— Your objective —
Restate the listing that follows word for word, without its pictures.

Start of Material provided

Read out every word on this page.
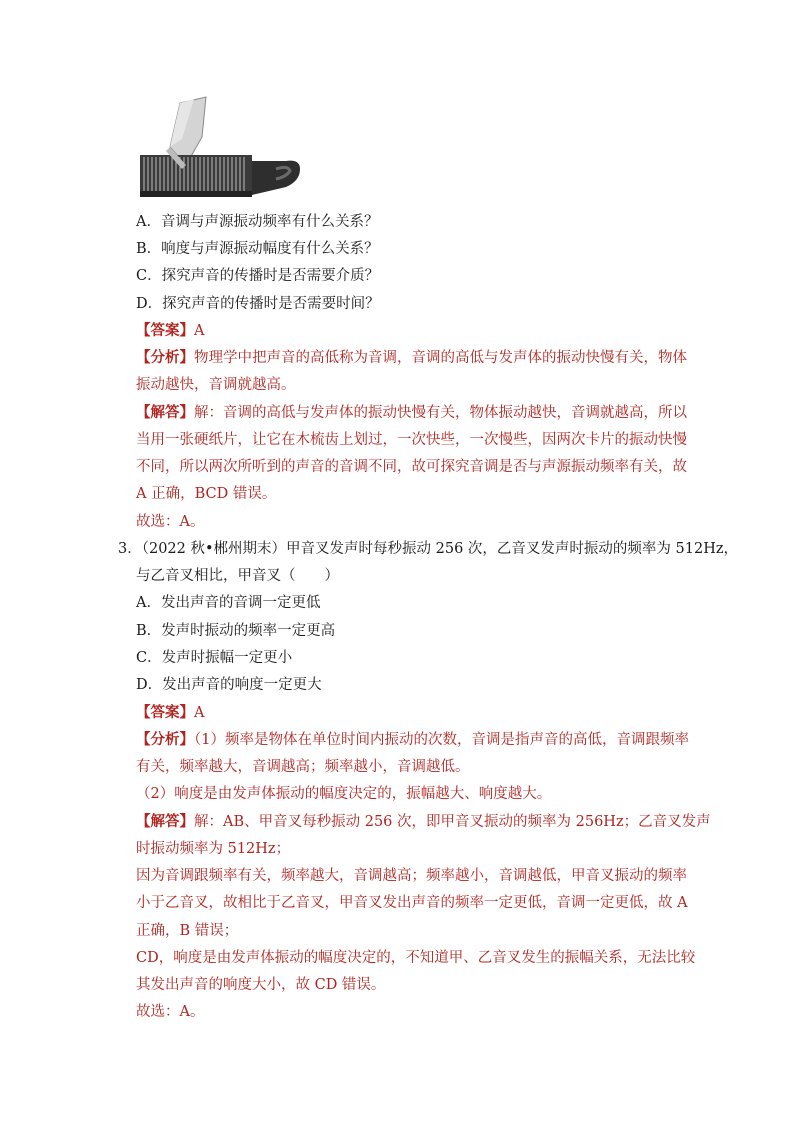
A．音调与声源振动频率有什么关系？
B．响度与声源振动幅度有什么关系？
C．探究声音的传播时是否需要介质？
D．探究声音的传播时是否需要时间？
【答案】A
【分析】物理学中把声音的高低称为音调，音调的高低与发声体的振动快慢有关，物体
振动越快，音调就越高。
【解答】解：音调的高低与发声体的振动快慢有关，物体振动越快，音调就越高，所以
当用一张硬纸片，让它在木梳齿上划过，一次快些，一次慢些，因两次卡片的振动快慢
不同，所以两次所听到的声音的音调不同，故可探究音调是否与声源振动频率有关，故
A 正确，BCD 错误。
故选：A。
3．（2022 秋•郴州期末）甲音叉发声时每秒振动 256 次，乙音叉发声时振动的频率为 512Hz，
与乙音叉相比，甲音叉（　　）
A．发出声音的音调一定更低
B．发声时振动的频率一定更高
C．发声时振幅一定更小
D．发出声音的响度一定更大
【答案】A
【分析】（1）频率是物体在单位时间内振动的次数，音调是指声音的高低，音调跟频率
有关，频率越大，音调越高；频率越小，音调越低。
（2）响度是由发声体振动的幅度决定的，振幅越大、响度越大。
【解答】解：AB、甲音叉每秒振动 256 次，即甲音叉振动的频率为 256Hz；乙音叉发声
时振动频率为 512Hz；
因为音调跟频率有关，频率越大，音调越高；频率越小，音调越低，甲音叉振动的频率
小于乙音叉，故相比于乙音叉，甲音叉发出声音的频率一定更低，音调一定更低，故 A
正确，B 错误；
CD，响度是由发声体振动的幅度决定的，不知道甲、乙音叉发生的振幅关系，无法比较
其发出声音的响度大小，故 CD 错误。
故选：A。
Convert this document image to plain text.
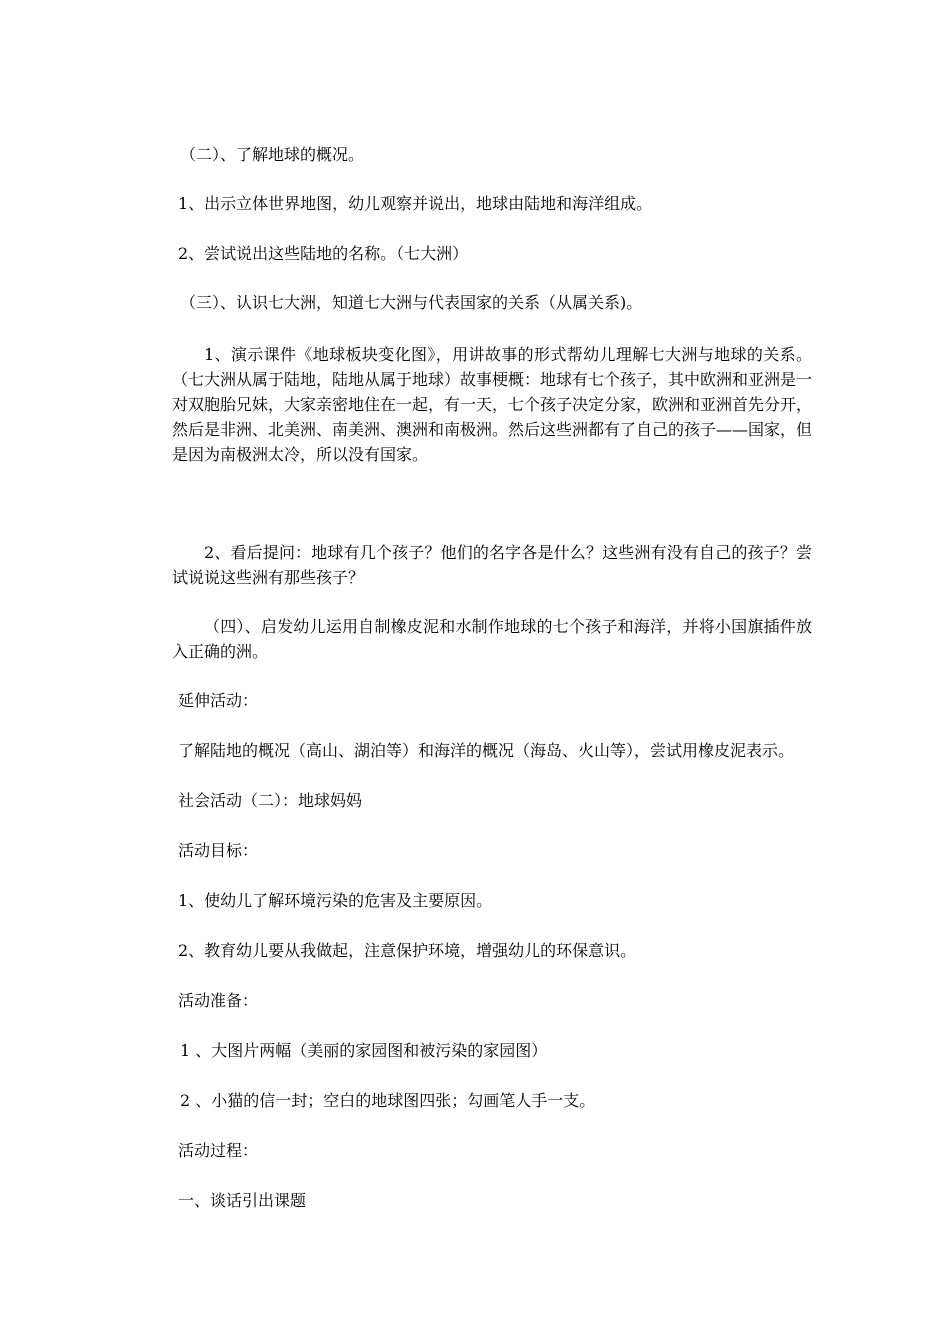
（二）、了解地球的概况。
1、出示立体世界地图，幼儿观察并说出，地球由陆地和海洋组成。
2、尝试说出这些陆地的名称。（七大洲）
（三）、认识七大洲，知道七大洲与代表国家的关系（从属关系)。
1、演示课件《地球板块变化图》，用讲故事的形式帮幼儿理解七大洲与地球的关系。（七大洲从属于陆地，陆地从属于地球）故事梗概：地球有七个孩子，其中欧洲和亚洲是一对双胞胎兄妹，大家亲密地住在一起，有一天，七个孩子决定分家，欧洲和亚洲首先分开，然后是非洲、北美洲、南美洲、澳洲和南极洲。然后这些洲都有了自己的孩子——国家，但是因为南极洲太冷，所以没有国家。
2、看后提问：地球有几个孩子？他们的名字各是什么？这些洲有没有自己的孩子？尝试说说这些洲有那些孩子？
（四）、启发幼儿运用自制橡皮泥和水制作地球的七个孩子和海洋，并将小国旗插件放入正确的洲。
延伸活动：
了解陆地的概况（高山、湖泊等）和海洋的概况（海岛、火山等），尝试用橡皮泥表示。
社会活动（二）：地球妈妈
活动目标：
1、使幼儿了解环境污染的危害及主要原因。
2、教育幼儿要从我做起，注意保护环境，增强幼儿的环保意识。
活动准备：
1 、大图片两幅（美丽的家园图和被污染的家园图）
2 、小猫的信一封；空白的地球图四张；勾画笔人手一支。
活动过程：
一、谈话引出课题
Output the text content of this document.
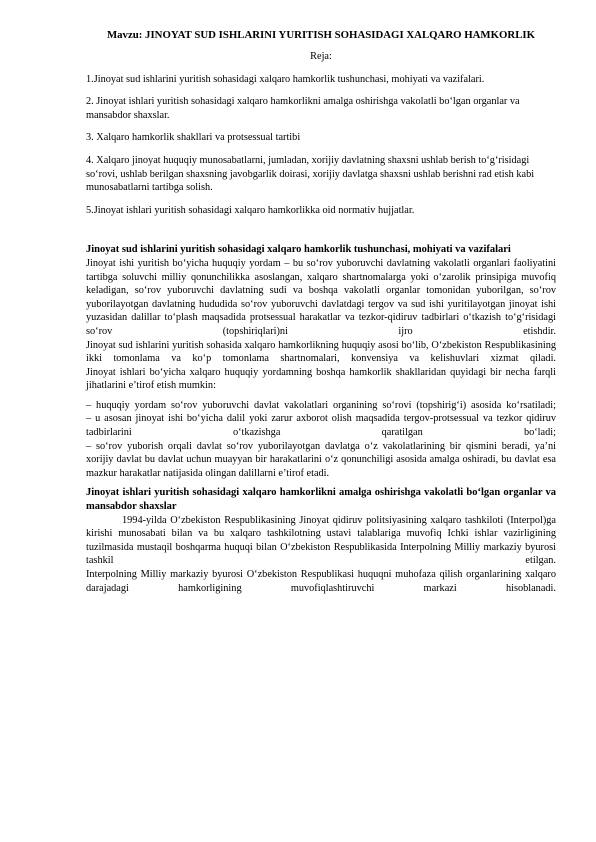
Mavzu: JINOYAT SUD ISHLARINI YURITISH SOHASIDAGI XALQARO HAMKORLIK
Reja:
1.Jinoyat sud ishlarini yuritish sohasidagi xalqaro hamkorlik tushunchasi, mohiyati va vazifalari.
2. Jinoyat ishlari yuritish sohasidagi xalqaro hamkorlikni amalga oshirishga vakolatli bo‘lgan organlar va mansabdor shaxslar.
3. Xalqaro hamkorlik shakllari va protsessual tartibi
4. Xalqaro jinoyat huquqiy munosabatlarni, jumladan, xorijiy davlatning shaxsni ushlab berish to‘g‘risidagi so‘rovi, ushlab berilgan shaxsning javobgarlik doirasi, xorijiy davlatga shaxsni ushlab berishni rad etish kabi munosabatlarni tartibga solish.
5.Jinoyat ishlari yuritish sohasidagi xalqaro hamkorlikka oid normativ hujjatlar.
Jinoyat sud ishlarini yuritish sohasidagi xalqaro hamkorlik tushunchasi, mohiyati va vazifalari

Jinoyat ishi yuritish bo‘yicha huquqiy yordam – bu so‘rov yuboruvchi davlatning vakolatli organlari faoliyatini tartibga soluvchi milliy qonunchilikka asoslangan, xalqaro shartnomalarga yoki o‘zarolik prinsipiga muvofiq keladigan, so‘rov yuboruvchi davlatning sudi va boshqa vakolatli organlar tomonidan yuborilgan, so‘rov yuborilayotgan davlatning hududida so‘rov yuboruvchi davlatdagi tergov va sud ishi yuritilayotgan jinoyat ishi yuzasidan dalillar to‘plash maqsadida protsessual harakatlar va tezkor-qidiruv tadbirlari o‘tkazish to‘g‘risidagi so‘rov (topshiriqlari)ni ijro etishdir.

Jinoyat sud ishlarini yuritish sohasida xalqaro hamkorlikning huquqiy asosi bo‘lib, O‘zbekiston Respublikasining ikki tomonlama va ko‘p tomonlama shartnomalari, konvensiya va kelishuvlari xizmat qiladi.

Jinoyat ishlari bo‘yicha xalqaro huquqiy yordamning boshqa hamkorlik shakllaridan quyidagi bir necha farqli jihatlarini e’tirof etish mumkin:

– huquqiy yordam so‘rov yuboruvchi davlat vakolatlari organining so‘rovi (topshirig‘i) asosida ko‘rsatiladi;

– u asosan jinoyat ishi bo‘yicha dalil yoki zarur axborot olish maqsadida tergov-protsessual va tezkor qidiruv tadbirlarini o‘tkazishga qaratilgan bo‘ladi;

– so‘rov yuborish orqali davlat so‘rov yuborilayotgan davlatga o‘z vakolatlarining bir qismini beradi, ya’ni xorijiy davlat bu davlat uchun muayyan bir harakatlarini o‘z qonunchiligi asosida amalga oshiradi, bu davlat esa mazkur harakatlar natijasida olingan dalillarni e’tirof etadi.

Jinoyat ishlari yuritish sohasidagi xalqaro hamkorlikni amalga oshirishga vakolatli bo‘lgan organlar va mansabdor shaxslar

1994-yilda O‘zbekiston Respublikasining Jinoyat qidiruv politsiyasining xalqaro tashkiloti (Interpol)ga kirishi munosabati bilan va bu xalqaro tashkilotning ustavi talablariga muvofiq Ichki ishlar vazirligining tuzilmasida mustaqil boshqarma huquqi bilan O‘zbekiston Respublikasida Interpolning Milliy markaziy byurosi tashkil etilgan.

Interpolning Milliy markaziy byurosi O‘zbekiston Respublikasi huquqni muhofaza qilish organlarining xalqaro darajadagi hamkorligining muvofiqlashtiruvchi markazi hisoblanadi.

End of Material provided

— Task solution —
Read out every word on this page.
A．音调与声源振动频率有什么关系？
B．响度与声源振动幅度有什么关系？
C．探究声音的传播时是否需要介质？
D．探究声音的传播时是否需要时间？
【答案】A
【分析】物理学中把声音的高低称为音调，音调的高低与发声体的振动快慢有关，物体
振动越快，音调就越高。
【解答】解：音调的高低与发声体的振动快慢有关，物体振动越快，音调就越高，所以
当用一张硬纸片，让它在木梳齿上划过，一次快些，一次慢些，因两次卡片的振动快慢
不同，所以两次所听到的声音的音调不同，故可探究音调是否与声源振动频率有关，故
A 正确，BCD 错误。
故选：A。
3．（2022 秋•郴州期末）甲音叉发声时每秒振动 256 次，乙音叉发声时振动的频率为 512Hz，
与乙音叉相比，甲音叉（　　）
A．发出声音的音调一定更低
B．发声时振动的频率一定更高
C．发声时振幅一定更小
D．发出声音的响度一定更大
【答案】A
【分析】（1）频率是物体在单位时间内振动的次数，音调是指声音的高低，音调跟频率
有关，频率越大，音调越高；频率越小，音调越低。
（2）响度是由发声体振动的幅度决定的，振幅越大、响度越大。
【解答】解：AB、甲音叉每秒振动 256 次，即甲音叉振动的频率为 256Hz；乙音叉发声
时振动频率为 512Hz；
因为音调跟频率有关，频率越大，音调越高；频率越小，音调越低，甲音叉振动的频率
小于乙音叉，故相比于乙音叉，甲音叉发出声音的频率一定更低，音调一定更低，故 A
正确，B 错误；
CD，响度是由发声体振动的幅度决定的，不知道甲、乙音叉发生的振幅关系，无法比较
其发出声音的响度大小，故 CD 错误。
故选：A。
Convert this document image to plain text.
（二）、了解地球的概况。
1、出示立体世界地图，幼儿观察并说出，地球由陆地和海洋组成。
2、尝试说出这些陆地的名称。（七大洲）
（三）、认识七大洲，知道七大洲与代表国家的关系（从属关系)。
1、演示课件《地球板块变化图》，用讲故事的形式帮幼儿理解七大洲与地球的关系。（七大洲从属于陆地，陆地从属于地球）故事梗概：地球有七个孩子，其中欧洲和亚洲是一对双胞胎兄妹，大家亲密地住在一起，有一天，七个孩子决定分家，欧洲和亚洲首先分开，然后是非洲、北美洲、南美洲、澳洲和南极洲。然后这些洲都有了自己的孩子——国家，但是因为南极洲太冷，所以没有国家。
2、看后提问：地球有几个孩子？他们的名字各是什么？这些洲有没有自己的孩子？尝试说说这些洲有那些孩子？
（四）、启发幼儿运用自制橡皮泥和水制作地球的七个孩子和海洋，并将小国旗插件放入正确的洲。
延伸活动：
了解陆地的概况（高山、湖泊等）和海洋的概况（海岛、火山等），尝试用橡皮泥表示。
社会活动（二）：地球妈妈
活动目标：
1、使幼儿了解环境污染的危害及主要原因。
2、教育幼儿要从我做起，注意保护环境，增强幼儿的环保意识。
活动准备：
1 、大图片两幅（美丽的家园图和被污染的家园图）
2 、小猫的信一封；空白的地球图四张；勾画笔人手一支。
活动过程：
一、谈话引出课题
Output the text content of this document.
Mavzu: JINOYAT SUD ISHLARINI YURITISH SOHASIDAGI XALQARO HAMKORLIK
Reja:
1.Jinoyat sud ishlarini yuritish sohasidagi xalqaro hamkorlik tushunchasi, mohiyati va vazifalari.
2. Jinoyat ishlari yuritish sohasidagi xalqaro hamkorlikni amalga oshirishga vakolatli bo‘lgan organlar va mansabdor shaxslar.
3. Xalqaro hamkorlik shakllari va protsessual tartibi
4. Xalqaro jinoyat huquqiy munosabatlarni, jumladan, xorijiy davlatning shaxsni ushlab berish to‘g‘risidagi so‘rovi, ushlab berilgan shaxsning javobgarlik doirasi, xorijiy davlatga shaxsni ushlab berishni rad etish kabi munosabatlarni tartibga solish.
5.Jinoyat ishlari yuritish sohasidagi xalqaro hamkorlikka oid normativ hujjatlar.
Jinoyat sud ishlarini yuritish sohasidagi xalqaro hamkorlik tushunchasi, mohiyati va vazifalari

Jinoyat ishi yuritish bo‘yicha huquqiy yordam – bu so‘rov yuboruvchi davlatning vakolatli organlari faoliyatini tartibga soluvchi milliy qonunchilikka asoslangan, xalqaro shartnomalarga yoki o‘zarolik prinsipiga muvofiq keladigan, so‘rov yuboruvchi davlatning sudi va boshqa vakolatli organlar tomonidan yuborilgan, so‘rov yuborilayotgan davlatning hududida so‘rov yuboruvchi davlatdagi tergov va sud ishi yuritilayotgan jinoyat ishi yuzasidan dalillar to‘plash maqsadida protsessual harakatlar va tezkor-qidiruv tadbirlari o‘tkazish to‘g‘risidagi so‘rov (topshiriqlari)ni ijro etishdir.

Jinoyat sud ishlarini yuritish sohasida xalqaro hamkorlikning huquqiy asosi bo‘lib, O‘zbekiston Respublikasining ikki tomonlama va ko‘p tomonlama shartnomalari, konvensiya va kelishuvlari xizmat qiladi.

Jinoyat ishlari bo‘yicha xalqaro huquqiy yordamning boshqa hamkorlik shakllaridan quyidagi bir necha farqli jihatlarini e’tirof etish mumkin:

– huquqiy yordam so‘rov yuboruvchi davlat vakolatlari organining so‘rovi (topshirig‘i) asosida ko‘rsatiladi;

– u asosan jinoyat ishi bo‘yicha dalil yoki zarur axborot olish maqsadida tergov-protsessual va tezkor qidiruv tadbirlarini o‘tkazishga qaratilgan bo‘ladi;

– so‘rov yuborish orqali davlat so‘rov yuborilayotgan davlatga o‘z vakolatlarining bir qismini beradi, ya’ni xorijiy davlat bu davlat uchun muayyan bir harakatlarini o‘z qonunchiligi asosida amalga oshiradi, bu davlat esa mazkur harakatlar natijasida olingan dalillarni e’tirof etadi.

Jinoyat ishlari yuritish sohasidagi xalqaro hamkorlikni amalga oshirishga vakolatli bo‘lgan organlar va mansabdor shaxslar

1994-yilda O‘zbekiston Respublikasining Jinoyat qidiruv politsiyasining xalqaro tashkiloti (Interpol)ga kirishi munosabati bilan va bu xalqaro tashkilotning ustavi talablariga muvofiq Ichki ishlar vazirligining tuzilmasida mustaqil boshqarma huquqi bilan O‘zbekiston Respublikasida Interpolning Milliy markaziy byurosi tashkil etilgan.

Interpolning Milliy markaziy byurosi O‘zbekiston Respublikasi huquqni muhofaza qilish organlarining xalqaro darajadagi hamkorligining muvofiqlashtiruvchi markazi hisoblanadi.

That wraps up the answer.